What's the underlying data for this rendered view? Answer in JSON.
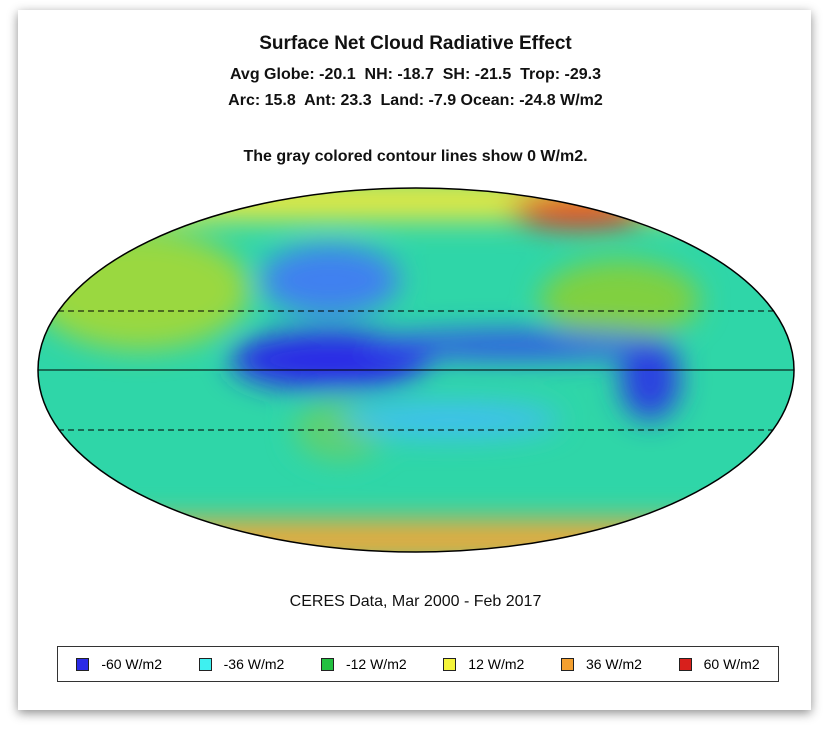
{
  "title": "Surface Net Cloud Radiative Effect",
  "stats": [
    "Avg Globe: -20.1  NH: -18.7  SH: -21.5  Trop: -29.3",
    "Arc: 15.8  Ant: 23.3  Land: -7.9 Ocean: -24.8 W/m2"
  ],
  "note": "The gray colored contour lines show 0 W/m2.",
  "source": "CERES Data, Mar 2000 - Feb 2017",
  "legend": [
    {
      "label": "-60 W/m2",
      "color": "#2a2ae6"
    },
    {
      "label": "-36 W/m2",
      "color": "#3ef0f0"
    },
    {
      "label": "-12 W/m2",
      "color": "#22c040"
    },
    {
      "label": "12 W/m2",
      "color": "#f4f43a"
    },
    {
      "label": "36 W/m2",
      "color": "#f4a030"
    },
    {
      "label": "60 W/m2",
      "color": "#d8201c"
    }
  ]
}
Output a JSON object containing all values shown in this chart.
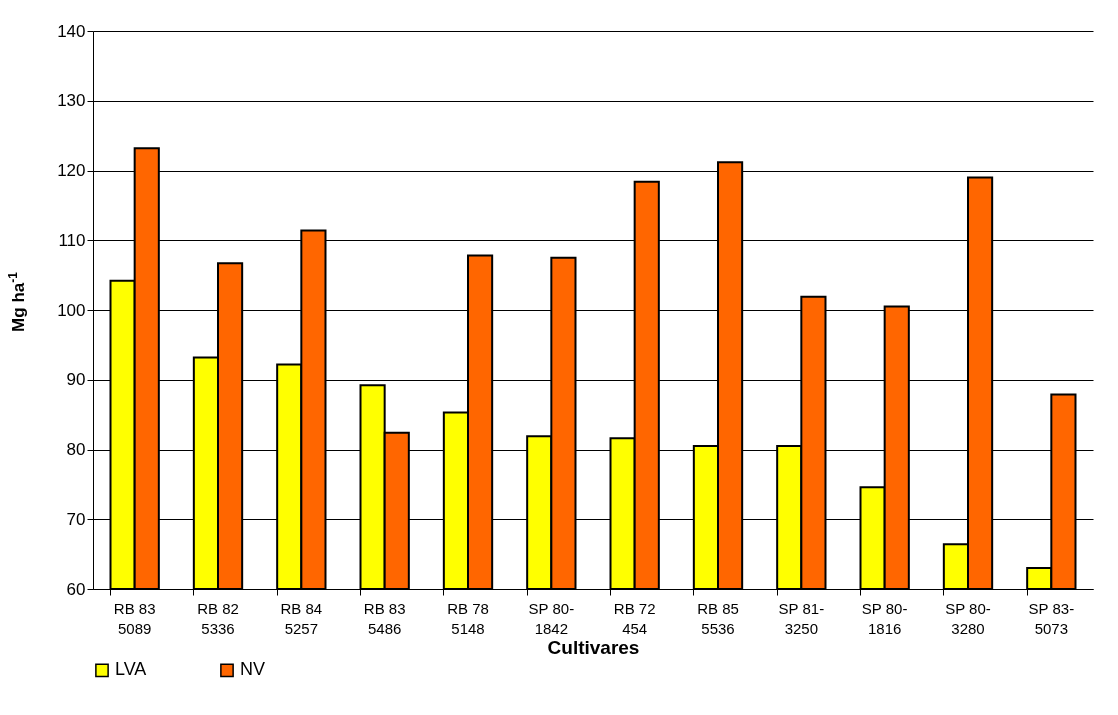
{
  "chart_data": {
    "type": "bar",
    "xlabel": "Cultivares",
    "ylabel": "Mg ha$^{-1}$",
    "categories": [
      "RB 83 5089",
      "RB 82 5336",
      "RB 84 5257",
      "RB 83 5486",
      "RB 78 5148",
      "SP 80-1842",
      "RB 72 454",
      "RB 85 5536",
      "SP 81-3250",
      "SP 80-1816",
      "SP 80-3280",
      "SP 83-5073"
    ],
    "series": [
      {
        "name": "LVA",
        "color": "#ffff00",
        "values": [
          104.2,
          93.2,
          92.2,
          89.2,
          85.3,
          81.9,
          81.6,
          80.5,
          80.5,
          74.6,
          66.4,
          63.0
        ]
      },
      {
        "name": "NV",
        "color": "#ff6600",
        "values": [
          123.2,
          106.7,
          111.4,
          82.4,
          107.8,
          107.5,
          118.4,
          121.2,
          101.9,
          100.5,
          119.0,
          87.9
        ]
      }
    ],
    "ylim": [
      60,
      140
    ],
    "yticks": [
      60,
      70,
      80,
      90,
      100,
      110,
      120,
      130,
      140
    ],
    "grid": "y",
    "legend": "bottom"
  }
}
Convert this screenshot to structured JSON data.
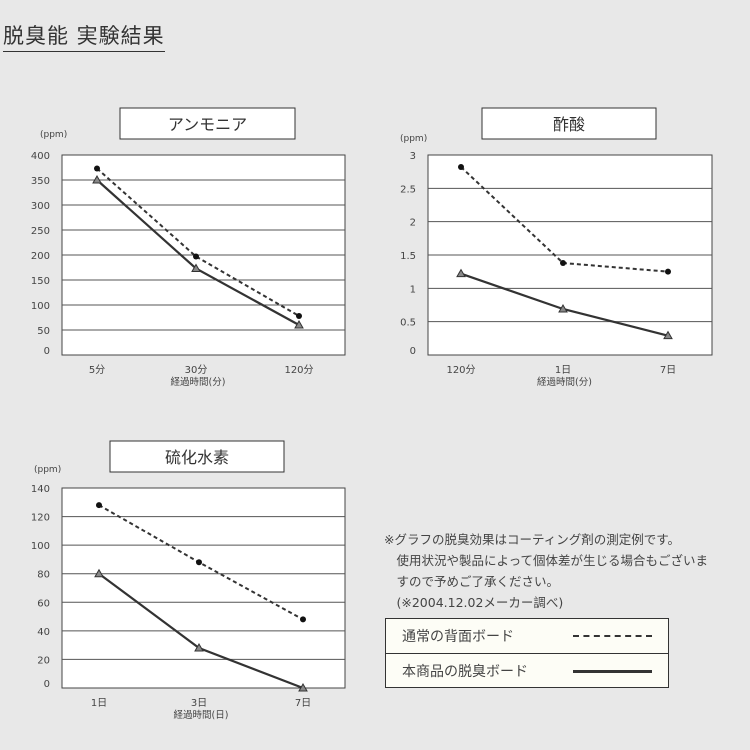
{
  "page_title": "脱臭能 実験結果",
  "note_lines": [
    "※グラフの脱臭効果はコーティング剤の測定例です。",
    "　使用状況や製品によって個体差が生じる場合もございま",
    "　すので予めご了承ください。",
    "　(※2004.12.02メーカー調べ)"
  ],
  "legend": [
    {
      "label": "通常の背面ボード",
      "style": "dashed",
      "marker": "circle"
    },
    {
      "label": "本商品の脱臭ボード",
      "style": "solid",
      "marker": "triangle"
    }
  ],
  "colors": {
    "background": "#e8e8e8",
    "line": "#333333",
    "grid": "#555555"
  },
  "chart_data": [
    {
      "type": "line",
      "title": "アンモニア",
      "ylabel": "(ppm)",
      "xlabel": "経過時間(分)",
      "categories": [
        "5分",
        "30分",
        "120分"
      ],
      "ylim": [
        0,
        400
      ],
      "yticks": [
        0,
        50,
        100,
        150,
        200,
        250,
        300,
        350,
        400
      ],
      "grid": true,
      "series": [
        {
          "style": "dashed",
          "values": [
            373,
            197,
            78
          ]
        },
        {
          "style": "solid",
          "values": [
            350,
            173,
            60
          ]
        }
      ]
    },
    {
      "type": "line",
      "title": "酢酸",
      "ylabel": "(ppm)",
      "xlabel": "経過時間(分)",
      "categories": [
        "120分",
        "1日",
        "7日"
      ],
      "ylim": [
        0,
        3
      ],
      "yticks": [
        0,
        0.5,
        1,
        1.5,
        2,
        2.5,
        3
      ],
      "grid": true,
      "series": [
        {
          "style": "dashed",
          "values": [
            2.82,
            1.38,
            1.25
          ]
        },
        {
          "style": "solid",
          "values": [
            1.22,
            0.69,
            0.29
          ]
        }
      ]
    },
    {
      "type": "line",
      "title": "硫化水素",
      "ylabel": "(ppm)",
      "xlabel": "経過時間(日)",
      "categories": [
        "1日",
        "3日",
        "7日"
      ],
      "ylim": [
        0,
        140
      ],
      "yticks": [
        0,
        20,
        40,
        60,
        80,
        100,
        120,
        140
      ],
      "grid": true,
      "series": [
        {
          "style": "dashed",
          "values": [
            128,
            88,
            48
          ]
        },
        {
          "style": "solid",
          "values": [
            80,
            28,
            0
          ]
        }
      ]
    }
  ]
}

.....

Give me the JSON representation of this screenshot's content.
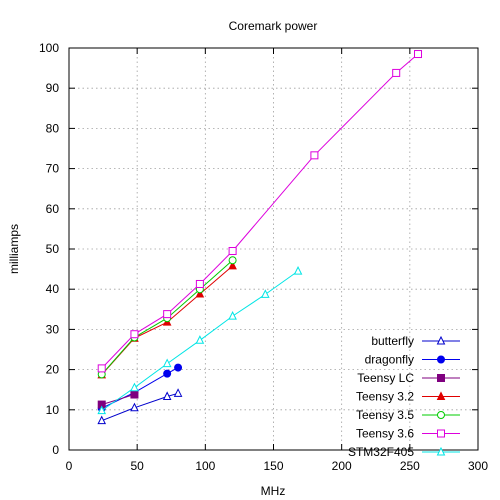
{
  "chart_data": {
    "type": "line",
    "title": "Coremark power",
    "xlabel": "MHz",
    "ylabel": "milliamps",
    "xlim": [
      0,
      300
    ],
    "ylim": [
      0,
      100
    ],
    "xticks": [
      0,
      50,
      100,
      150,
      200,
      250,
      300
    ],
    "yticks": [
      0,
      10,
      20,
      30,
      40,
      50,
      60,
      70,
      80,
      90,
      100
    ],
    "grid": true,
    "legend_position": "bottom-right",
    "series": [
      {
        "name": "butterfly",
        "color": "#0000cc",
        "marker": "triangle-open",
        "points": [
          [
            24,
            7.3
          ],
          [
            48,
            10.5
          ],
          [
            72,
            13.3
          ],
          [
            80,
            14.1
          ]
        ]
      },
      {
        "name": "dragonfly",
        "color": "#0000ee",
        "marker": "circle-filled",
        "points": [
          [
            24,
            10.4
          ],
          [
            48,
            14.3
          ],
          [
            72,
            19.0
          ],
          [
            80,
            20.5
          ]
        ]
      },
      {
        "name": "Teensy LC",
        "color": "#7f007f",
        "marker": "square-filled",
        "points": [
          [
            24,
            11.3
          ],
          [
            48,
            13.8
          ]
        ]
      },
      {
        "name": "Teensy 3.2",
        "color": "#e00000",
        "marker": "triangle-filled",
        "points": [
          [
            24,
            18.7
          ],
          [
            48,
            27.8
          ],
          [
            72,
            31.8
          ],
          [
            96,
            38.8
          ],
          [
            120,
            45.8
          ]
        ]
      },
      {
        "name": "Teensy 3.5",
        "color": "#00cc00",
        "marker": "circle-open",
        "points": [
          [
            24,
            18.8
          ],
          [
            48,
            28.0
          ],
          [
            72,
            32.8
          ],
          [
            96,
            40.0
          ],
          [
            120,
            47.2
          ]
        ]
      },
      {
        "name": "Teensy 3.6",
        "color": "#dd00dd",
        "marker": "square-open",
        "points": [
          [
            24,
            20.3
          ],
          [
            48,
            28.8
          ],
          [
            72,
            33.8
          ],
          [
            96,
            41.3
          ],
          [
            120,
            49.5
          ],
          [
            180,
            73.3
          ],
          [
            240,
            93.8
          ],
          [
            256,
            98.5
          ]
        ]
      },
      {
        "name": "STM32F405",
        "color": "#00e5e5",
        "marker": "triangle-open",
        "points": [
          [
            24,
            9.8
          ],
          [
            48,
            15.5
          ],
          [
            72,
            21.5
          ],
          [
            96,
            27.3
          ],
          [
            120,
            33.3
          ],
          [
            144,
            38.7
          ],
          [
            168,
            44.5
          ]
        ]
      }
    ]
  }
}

.....

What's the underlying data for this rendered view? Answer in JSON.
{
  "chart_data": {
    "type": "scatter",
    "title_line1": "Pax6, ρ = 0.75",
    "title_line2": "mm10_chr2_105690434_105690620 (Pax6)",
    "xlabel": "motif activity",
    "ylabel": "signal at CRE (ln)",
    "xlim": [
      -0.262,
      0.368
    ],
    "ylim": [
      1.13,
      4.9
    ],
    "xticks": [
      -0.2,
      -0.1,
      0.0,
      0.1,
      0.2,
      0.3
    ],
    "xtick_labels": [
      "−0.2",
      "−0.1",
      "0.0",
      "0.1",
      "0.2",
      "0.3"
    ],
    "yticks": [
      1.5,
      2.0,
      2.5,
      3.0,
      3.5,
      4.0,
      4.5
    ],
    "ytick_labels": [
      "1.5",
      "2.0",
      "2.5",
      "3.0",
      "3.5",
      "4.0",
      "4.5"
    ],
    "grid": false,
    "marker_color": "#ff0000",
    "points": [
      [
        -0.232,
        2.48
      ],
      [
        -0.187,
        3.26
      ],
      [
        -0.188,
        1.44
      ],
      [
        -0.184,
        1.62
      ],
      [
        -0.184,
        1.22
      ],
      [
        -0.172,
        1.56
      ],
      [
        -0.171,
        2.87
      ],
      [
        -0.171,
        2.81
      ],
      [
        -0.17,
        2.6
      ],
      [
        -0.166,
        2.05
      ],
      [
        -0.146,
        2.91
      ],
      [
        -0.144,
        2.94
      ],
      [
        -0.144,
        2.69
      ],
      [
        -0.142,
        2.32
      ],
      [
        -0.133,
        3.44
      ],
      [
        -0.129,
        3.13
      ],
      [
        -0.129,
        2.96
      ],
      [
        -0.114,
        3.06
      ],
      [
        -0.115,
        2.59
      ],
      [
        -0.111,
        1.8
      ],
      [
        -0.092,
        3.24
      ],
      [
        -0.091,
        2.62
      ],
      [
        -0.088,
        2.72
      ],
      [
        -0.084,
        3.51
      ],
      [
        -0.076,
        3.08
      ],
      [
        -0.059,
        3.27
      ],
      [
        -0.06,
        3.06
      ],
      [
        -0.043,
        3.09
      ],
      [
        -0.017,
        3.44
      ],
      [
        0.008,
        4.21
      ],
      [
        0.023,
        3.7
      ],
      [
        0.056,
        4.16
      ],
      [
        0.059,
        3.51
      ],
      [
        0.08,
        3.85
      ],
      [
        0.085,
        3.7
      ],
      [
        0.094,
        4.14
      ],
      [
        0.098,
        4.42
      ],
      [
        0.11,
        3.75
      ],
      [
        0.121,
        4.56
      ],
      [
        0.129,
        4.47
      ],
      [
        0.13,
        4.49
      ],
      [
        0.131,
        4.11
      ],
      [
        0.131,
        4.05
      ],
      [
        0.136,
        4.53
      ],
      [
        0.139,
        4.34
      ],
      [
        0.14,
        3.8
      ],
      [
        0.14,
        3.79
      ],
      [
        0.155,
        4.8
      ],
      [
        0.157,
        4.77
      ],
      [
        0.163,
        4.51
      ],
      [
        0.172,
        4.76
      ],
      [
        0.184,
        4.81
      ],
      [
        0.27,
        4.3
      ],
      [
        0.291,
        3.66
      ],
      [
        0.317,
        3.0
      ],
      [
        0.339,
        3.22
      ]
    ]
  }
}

.....

» THE TASK
How many lines of the listing include the string "name"? Answer with the number alone.

» PROBLEM SOLUTION
9